**Task 1:**
In the interview below, when does the writer say they will stop putting on Grrl Fest?

**Source text:**
____________________
I don’t think gender inequality/ misogyny in different scenes is purely an Australian trait. I only touched on the amazing scene in Kuching, and while the women there are really active and respected, they have their own uphill battles to fight. Plus the stigma of being a punk is much greater and therefore much more alienating and a real statement of what you believe in. But like any political scene, there are things that they are working on. My partner and I had to make a big point whilst in Kuching to a number of punx that we were queer, and that homophobia is fucking lame. But the great thing was, was that people actually listened and wanted to understand, rather than reacting defensively or aggressively. Pretty amazing actually!
I think that what is preventing Australian punk scenes from “progressing to an equal plane” is that defensiveness when being called out or challenged. From sexism to transphobia to classism, people across the board are pretty resistant to being “wrong” – which I find a bit boring. No one is born with perfectly balanced politics, and we all have to go through a self-education let go of the idea that we know everything.
Q4. You also mention challenging norms, does it ever frustrate you that these ideas of tokenisation still exist? do you ever feel like “this should be the norm?”
Absolutely! When I first thought to create Grrl Fest, I really just wanted it to be “Rad Babe Fest” or something un-gendered haha. Whilst Grrl Fest came about because I saw a lack of representation and appreciation for female musicians and artists, it was also just because I had SO many friends who were female artists! I will happily stop putting on Grrl Fest when the major Australian Festivals (SoundWave, BDO, Folk Fests, Harvest, Falls, etc) and radio stations have a gender equal line up. I want it to be the norm for an “all female band” to just be a “band”. For the female guitarist to not be first noticed for her gender/looks, but for her kick-ass talent. Haha, yeah it frustrates me!
____________________
**Records:**
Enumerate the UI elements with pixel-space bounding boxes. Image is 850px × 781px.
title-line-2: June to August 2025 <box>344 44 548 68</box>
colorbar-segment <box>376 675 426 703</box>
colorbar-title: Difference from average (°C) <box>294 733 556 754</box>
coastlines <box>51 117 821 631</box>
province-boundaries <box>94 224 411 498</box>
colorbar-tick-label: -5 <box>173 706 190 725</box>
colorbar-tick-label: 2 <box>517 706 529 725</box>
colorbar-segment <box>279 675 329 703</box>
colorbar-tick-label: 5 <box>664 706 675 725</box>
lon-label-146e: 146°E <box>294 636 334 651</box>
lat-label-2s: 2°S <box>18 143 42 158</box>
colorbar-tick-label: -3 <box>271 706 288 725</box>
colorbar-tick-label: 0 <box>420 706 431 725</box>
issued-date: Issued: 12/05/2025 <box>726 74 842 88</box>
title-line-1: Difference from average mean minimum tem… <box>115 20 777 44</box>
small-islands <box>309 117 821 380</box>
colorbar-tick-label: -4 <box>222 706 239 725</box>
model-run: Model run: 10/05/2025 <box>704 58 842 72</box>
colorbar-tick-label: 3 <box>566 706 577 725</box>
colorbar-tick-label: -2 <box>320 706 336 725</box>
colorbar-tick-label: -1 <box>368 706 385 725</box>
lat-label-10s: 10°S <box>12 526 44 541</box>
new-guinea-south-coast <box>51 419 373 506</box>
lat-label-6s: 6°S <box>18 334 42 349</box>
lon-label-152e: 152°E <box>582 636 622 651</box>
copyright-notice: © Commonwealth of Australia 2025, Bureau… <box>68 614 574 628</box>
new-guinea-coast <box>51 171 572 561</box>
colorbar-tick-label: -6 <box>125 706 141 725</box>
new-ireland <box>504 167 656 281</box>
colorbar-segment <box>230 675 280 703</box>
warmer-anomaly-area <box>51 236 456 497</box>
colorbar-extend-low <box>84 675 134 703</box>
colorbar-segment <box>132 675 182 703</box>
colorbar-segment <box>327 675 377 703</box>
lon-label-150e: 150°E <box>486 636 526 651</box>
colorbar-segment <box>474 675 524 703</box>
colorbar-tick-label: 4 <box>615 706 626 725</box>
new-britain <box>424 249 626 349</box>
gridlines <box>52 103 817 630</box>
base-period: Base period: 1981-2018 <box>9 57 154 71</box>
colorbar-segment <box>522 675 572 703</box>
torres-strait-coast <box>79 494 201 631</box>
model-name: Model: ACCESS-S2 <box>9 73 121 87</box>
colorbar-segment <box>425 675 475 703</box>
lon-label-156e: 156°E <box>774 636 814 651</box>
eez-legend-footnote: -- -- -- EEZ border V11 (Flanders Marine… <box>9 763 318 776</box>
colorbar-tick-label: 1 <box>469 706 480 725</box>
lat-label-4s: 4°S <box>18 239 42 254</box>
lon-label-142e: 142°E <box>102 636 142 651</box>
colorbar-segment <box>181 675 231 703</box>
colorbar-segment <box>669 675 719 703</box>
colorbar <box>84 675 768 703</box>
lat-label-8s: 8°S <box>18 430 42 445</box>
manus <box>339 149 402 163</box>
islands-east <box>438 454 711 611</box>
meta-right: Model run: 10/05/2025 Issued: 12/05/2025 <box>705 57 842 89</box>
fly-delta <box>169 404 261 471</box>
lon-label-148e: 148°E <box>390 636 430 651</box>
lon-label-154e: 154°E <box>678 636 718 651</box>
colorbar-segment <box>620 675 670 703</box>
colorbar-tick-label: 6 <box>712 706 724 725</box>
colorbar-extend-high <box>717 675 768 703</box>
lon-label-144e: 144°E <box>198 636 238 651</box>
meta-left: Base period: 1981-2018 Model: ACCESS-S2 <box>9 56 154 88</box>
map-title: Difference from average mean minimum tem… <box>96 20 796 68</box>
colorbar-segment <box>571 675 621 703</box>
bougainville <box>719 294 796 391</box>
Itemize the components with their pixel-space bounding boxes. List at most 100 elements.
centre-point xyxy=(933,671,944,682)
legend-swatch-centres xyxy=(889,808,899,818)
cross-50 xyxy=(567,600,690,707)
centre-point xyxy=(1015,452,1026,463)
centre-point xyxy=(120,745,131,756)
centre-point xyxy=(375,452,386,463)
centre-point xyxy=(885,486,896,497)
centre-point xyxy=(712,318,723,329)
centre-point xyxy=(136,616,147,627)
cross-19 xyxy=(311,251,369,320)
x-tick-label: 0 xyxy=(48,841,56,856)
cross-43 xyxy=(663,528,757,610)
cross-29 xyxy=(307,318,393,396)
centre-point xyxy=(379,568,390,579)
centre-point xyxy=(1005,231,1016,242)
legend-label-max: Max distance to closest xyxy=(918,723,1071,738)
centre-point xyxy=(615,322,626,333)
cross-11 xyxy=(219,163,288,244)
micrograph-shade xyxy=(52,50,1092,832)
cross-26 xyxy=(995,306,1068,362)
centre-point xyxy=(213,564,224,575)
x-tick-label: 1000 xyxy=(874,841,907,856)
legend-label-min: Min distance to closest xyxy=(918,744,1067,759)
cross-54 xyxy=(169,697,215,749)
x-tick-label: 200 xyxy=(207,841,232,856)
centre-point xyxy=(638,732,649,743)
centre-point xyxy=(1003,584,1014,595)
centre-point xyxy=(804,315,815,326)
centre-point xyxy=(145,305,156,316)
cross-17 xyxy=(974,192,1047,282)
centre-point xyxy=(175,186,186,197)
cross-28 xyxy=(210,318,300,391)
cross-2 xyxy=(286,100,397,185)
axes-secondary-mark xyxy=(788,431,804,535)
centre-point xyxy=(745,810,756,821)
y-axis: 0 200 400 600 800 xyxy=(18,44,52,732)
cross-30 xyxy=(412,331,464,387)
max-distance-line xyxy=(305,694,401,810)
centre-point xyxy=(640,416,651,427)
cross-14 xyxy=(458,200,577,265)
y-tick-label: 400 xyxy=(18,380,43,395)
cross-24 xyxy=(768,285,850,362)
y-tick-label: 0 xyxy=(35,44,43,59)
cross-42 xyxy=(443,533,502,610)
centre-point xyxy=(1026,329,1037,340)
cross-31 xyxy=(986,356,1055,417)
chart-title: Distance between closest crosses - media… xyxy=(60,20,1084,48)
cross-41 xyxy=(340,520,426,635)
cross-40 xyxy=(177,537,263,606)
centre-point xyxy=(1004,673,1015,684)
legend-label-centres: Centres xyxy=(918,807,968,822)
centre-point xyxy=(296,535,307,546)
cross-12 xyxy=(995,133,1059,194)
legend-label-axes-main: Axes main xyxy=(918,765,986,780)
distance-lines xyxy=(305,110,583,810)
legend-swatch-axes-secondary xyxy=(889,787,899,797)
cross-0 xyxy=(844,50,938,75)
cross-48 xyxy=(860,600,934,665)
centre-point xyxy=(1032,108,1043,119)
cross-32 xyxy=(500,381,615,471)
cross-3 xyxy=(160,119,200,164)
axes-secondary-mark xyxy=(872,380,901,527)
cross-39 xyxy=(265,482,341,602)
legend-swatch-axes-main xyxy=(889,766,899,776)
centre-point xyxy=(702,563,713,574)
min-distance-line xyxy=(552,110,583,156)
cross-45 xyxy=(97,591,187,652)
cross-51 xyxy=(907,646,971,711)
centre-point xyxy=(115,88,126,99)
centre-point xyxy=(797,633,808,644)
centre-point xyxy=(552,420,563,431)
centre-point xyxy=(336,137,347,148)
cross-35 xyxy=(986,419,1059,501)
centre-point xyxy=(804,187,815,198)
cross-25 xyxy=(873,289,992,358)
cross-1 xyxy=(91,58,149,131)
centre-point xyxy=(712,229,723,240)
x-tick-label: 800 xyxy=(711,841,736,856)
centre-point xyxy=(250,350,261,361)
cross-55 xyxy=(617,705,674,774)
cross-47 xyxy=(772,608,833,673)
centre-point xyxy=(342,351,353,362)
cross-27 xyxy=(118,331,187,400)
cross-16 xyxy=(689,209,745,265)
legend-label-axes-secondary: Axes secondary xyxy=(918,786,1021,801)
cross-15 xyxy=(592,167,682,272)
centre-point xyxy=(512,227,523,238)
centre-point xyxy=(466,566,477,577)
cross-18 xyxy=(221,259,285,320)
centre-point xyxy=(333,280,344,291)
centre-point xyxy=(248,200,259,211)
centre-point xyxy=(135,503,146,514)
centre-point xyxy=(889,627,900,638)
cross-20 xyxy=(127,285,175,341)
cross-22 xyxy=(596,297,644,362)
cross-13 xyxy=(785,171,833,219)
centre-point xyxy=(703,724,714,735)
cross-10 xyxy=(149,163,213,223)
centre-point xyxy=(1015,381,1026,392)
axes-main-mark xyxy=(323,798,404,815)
____________________
**Task 2:**
Can you echo the records from their first line through the line containing "colorbar-tick-label: 0 <box>420", including both of those lines?

**Final answer 1:**
When the major Australian festivals and radio stations have a gender-equal lineup.

**Final answer 2:**
Enumerate the UI elements with pixel-space bounding boxes. Image is 850px × 781px.
title-line-2: June to August 2025 <box>344 44 548 68</box>
colorbar-segment <box>376 675 426 703</box>
colorbar-title: Difference from average (°C) <box>294 733 556 754</box>
coastlines <box>51 117 821 631</box>
province-boundaries <box>94 224 411 498</box>
colorbar-tick-label: -5 <box>173 706 190 725</box>
colorbar-tick-label: 2 <box>517 706 529 725</box>
colorbar-segment <box>279 675 329 703</box>
colorbar-tick-label: 5 <box>664 706 675 725</box>
lon-label-146e: 146°E <box>294 636 334 651</box>
lat-label-2s: 2°S <box>18 143 42 158</box>
colorbar-tick-label: -3 <box>271 706 288 725</box>
colorbar-tick-label: 0 <box>420 706 431 725</box>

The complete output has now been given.